• [Цитируемый текст]
3ная, что в этих строках нѣт ни одного слова выдумки, трудно читать их, не качая головой: какой странный человѣк! А что выдумки в них нѣт, об этом он сам говорил мнѣ. Написав «Одиночество», он особенно просил меня помочь ему напечатать его гдѣ-нибудь со своей обычной дѣтской простосердечностью и застѣнчивостью:

— Не скрою от тебя, это мнѣ доставило бы большую радость. Мнѣ набросок очень дорог, потому что в нем, прости за интимность, все правда, — то, что пережито мной лично и что очень мучило меня когда то… то есть, тогда, когда мы разошлись с Олей… с Ольгой Александровной…

Перечитывая эти строки, опять задаю себѣ все тот же вопрос, который постоянно приходит

 

// 135

 

мнѣ в голову при воспоминаніи о покойном: но кто же, в концѣ концов, был этот принц, робко просившій кузнеца провести с ним вечер, человѣк, с истинно святой простотой называвшій при посторонних Николая II — Колей? (Да, однажды, на одном вечерѣ у одного нашего знакомаго, гдѣ большинство гостей были старые революціонеры, он, слушая их оживленную бесѣду, совершенно искренно воскликнул: «Ах, какіе вы всѣ милые, прелестные люди! И как грустно, что Коля никогда не бывал на подобных вечерах! Все, все было бы иначе, если бы вы с ним знали друг друга!»). Отвѣтить на этот вопрос, — что за человѣк был он, — я точно никогда не мог. Не могу и теперь. Нѣкоторые называли его просто «ненормальным». Все так, но вѣдь и святые, блаженные были «ненормальны»…

Письма ко мнѣ тоже очень рисуют его. Привожу нѣкоторыя строки из них:

— …Я поселился в окрестностях Байоны, на собственной маленькой фермѣ, занимаюсь хозяйством, завел корову, кур, кроликов, копаюсь в саду и в огородѣ… По субботам ѣзжу к родителям, которые живут неподалеку, в окрестностях Сэн-Жан-дэ-Люз… Давно ничего не писал; даже не могу кончить начатаго еще лѣтом разсказа; когда кончу, пришлю его Тебѣ с просьбой подвергнуть самой строгой критикѣ… Очень соскучился по парижским знакомым… Переношусь мысленно в вашу парижскую квартиру: как было мнѣ уютно у вас и как хорошо говорилось! Никогда не забуду вашего болѣе чѣм добраго отношенія ко мнѣ… (1921 г.)

• [Записанные данные]
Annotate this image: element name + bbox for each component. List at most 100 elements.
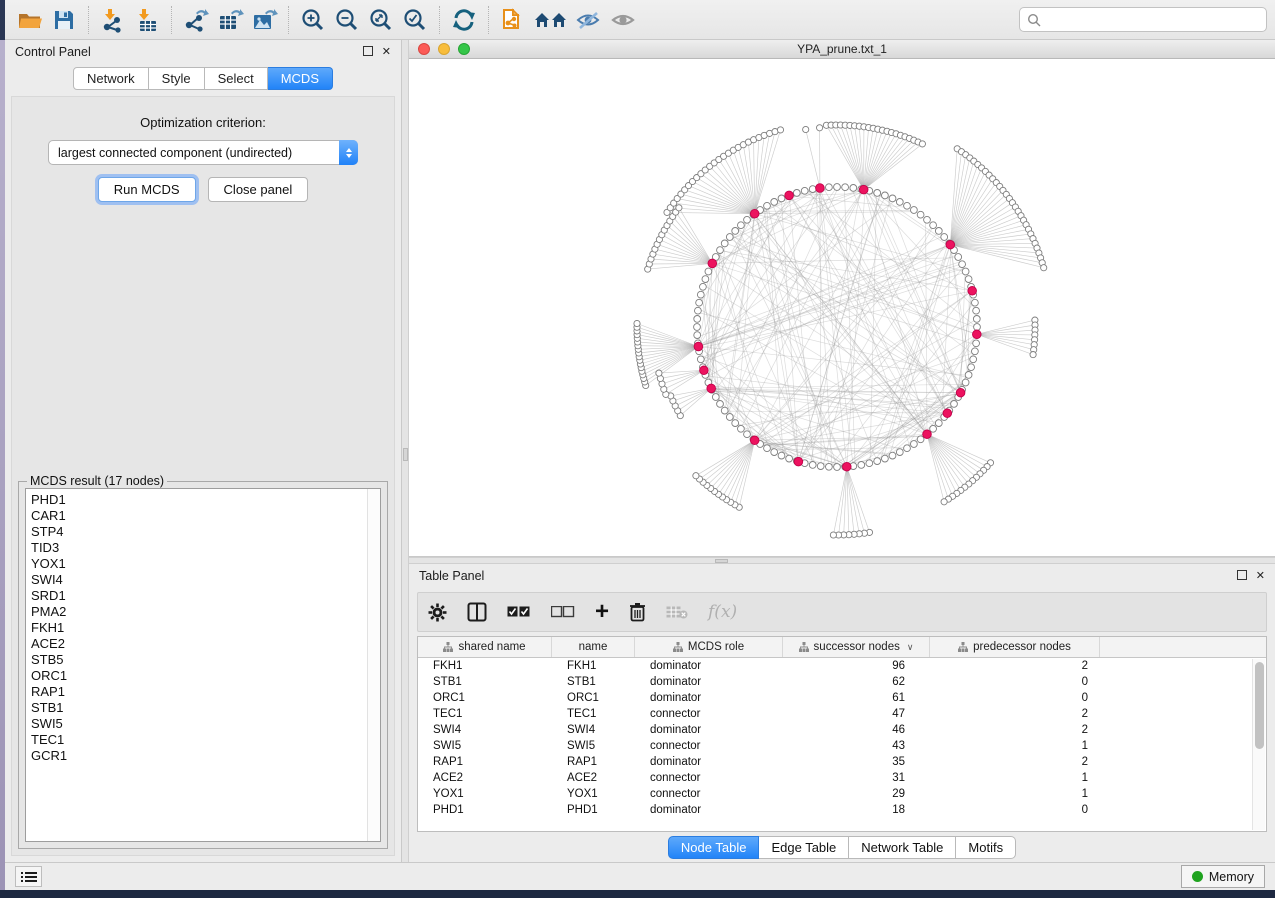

• [Порядок работы] Обнови цитируемый текст: перепиши всё от «Письма ко мнѣ» и вниз до «ко мнѣ… (1921 г.)», поставив «гусей» на место «кроликов».

• [Готовый ответ]
Письма ко мнѣ тоже очень рисуют его. Привожу нѣкоторыя строки из них:

— …Я поселился в окрестностях Байоны, на собственной маленькой фермѣ, занимаюсь хозяйством, завел корову, кур, гусей, копаюсь в саду и в огородѣ… По субботам ѣзжу к родителям, которые живут неподалеку, в окрестностях Сэн-Жан-дэ-Люз… Давно ничего не писал; даже не могу кончить начатаго еще лѣтом разсказа; когда кончу, пришлю его Тебѣ с просьбой подвергнуть самой строгой критикѣ… Очень соскучился по парижским знакомым… Переношусь мысленно в вашу парижскую квартиру: как было мнѣ уютно у вас и как хорошо говорилось! Никогда не забуду вашего болѣе чѣм добраго отношенія ко мнѣ… (1921 г.)